[Given problem]
Scan the entries below and extract each line with the word "down" in it.

[Supplied information]
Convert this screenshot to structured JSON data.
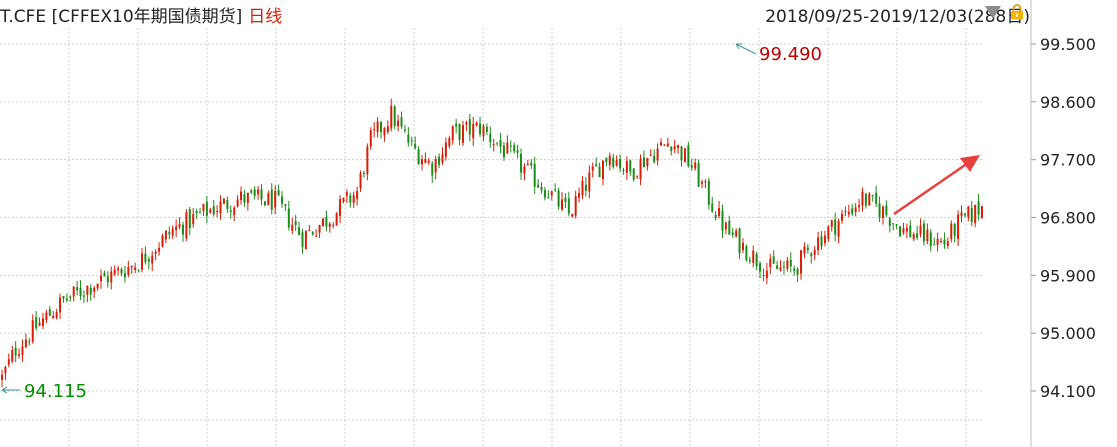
{
  "header": {
    "symbol": "T.CFE [CFFEX10年期国债期货]",
    "period": "日线",
    "range": "2018/09/25-2019/12/03(288日)"
  },
  "icons": {
    "dropdown": "triangle-down-icon",
    "lock": "lock-icon"
  },
  "colors": {
    "up": "#d81e06",
    "down": "#1a8c1a",
    "max": "#c00000",
    "min": "#009000",
    "arrow": "#e8403c",
    "grid": "#cfcfcf"
  },
  "chart_data": {
    "type": "candlestick",
    "title": "T.CFE [CFFEX10年期国债期货]",
    "period": "日线",
    "date_range": [
      "2018/09/25",
      "2019/12/03"
    ],
    "num_bars": 288,
    "ylim": [
      93.6,
      100.0
    ],
    "y_ticks": [
      "99.500",
      "98.600",
      "97.700",
      "96.800",
      "95.900",
      "95.000",
      "94.100"
    ],
    "grid": true,
    "annotations": {
      "max": {
        "label": "99.490",
        "value": 99.49
      },
      "min": {
        "label": "94.115",
        "value": 94.115
      }
    },
    "close_path": [
      [
        0,
        94.3
      ],
      [
        4,
        94.75
      ],
      [
        10,
        95.1
      ],
      [
        18,
        95.5
      ],
      [
        28,
        95.8
      ],
      [
        40,
        96.1
      ],
      [
        50,
        96.6
      ],
      [
        60,
        96.9
      ],
      [
        70,
        97.1
      ],
      [
        80,
        97.05
      ],
      [
        88,
        96.5
      ],
      [
        96,
        96.8
      ],
      [
        104,
        97.2
      ],
      [
        108,
        98.0
      ],
      [
        114,
        98.4
      ],
      [
        120,
        97.9
      ],
      [
        126,
        97.6
      ],
      [
        132,
        98.1
      ],
      [
        140,
        98.2
      ],
      [
        148,
        97.8
      ],
      [
        154,
        97.5
      ],
      [
        160,
        97.2
      ],
      [
        166,
        96.85
      ],
      [
        172,
        97.4
      ],
      [
        178,
        97.8
      ],
      [
        184,
        97.5
      ],
      [
        188,
        97.7
      ],
      [
        196,
        98.0
      ],
      [
        202,
        97.6
      ],
      [
        206,
        97.2
      ],
      [
        212,
        96.6
      ],
      [
        218,
        96.3
      ],
      [
        224,
        96.0
      ],
      [
        232,
        96.0
      ],
      [
        238,
        96.4
      ],
      [
        246,
        96.8
      ],
      [
        252,
        97.1
      ],
      [
        258,
        96.9
      ],
      [
        264,
        96.6
      ],
      [
        270,
        96.5
      ],
      [
        276,
        96.4
      ],
      [
        280,
        96.7
      ],
      [
        288,
        97.0
      ]
    ]
  }
}
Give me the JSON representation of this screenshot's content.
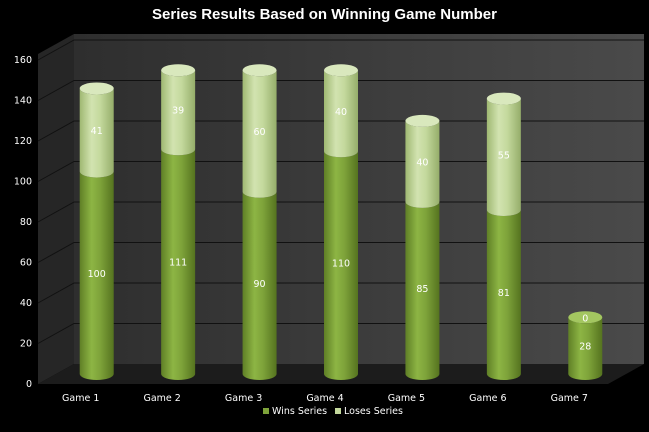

[Reply to the task]
    "dropdown": "triangle-down-icon",
    "down": "#1a8c1a",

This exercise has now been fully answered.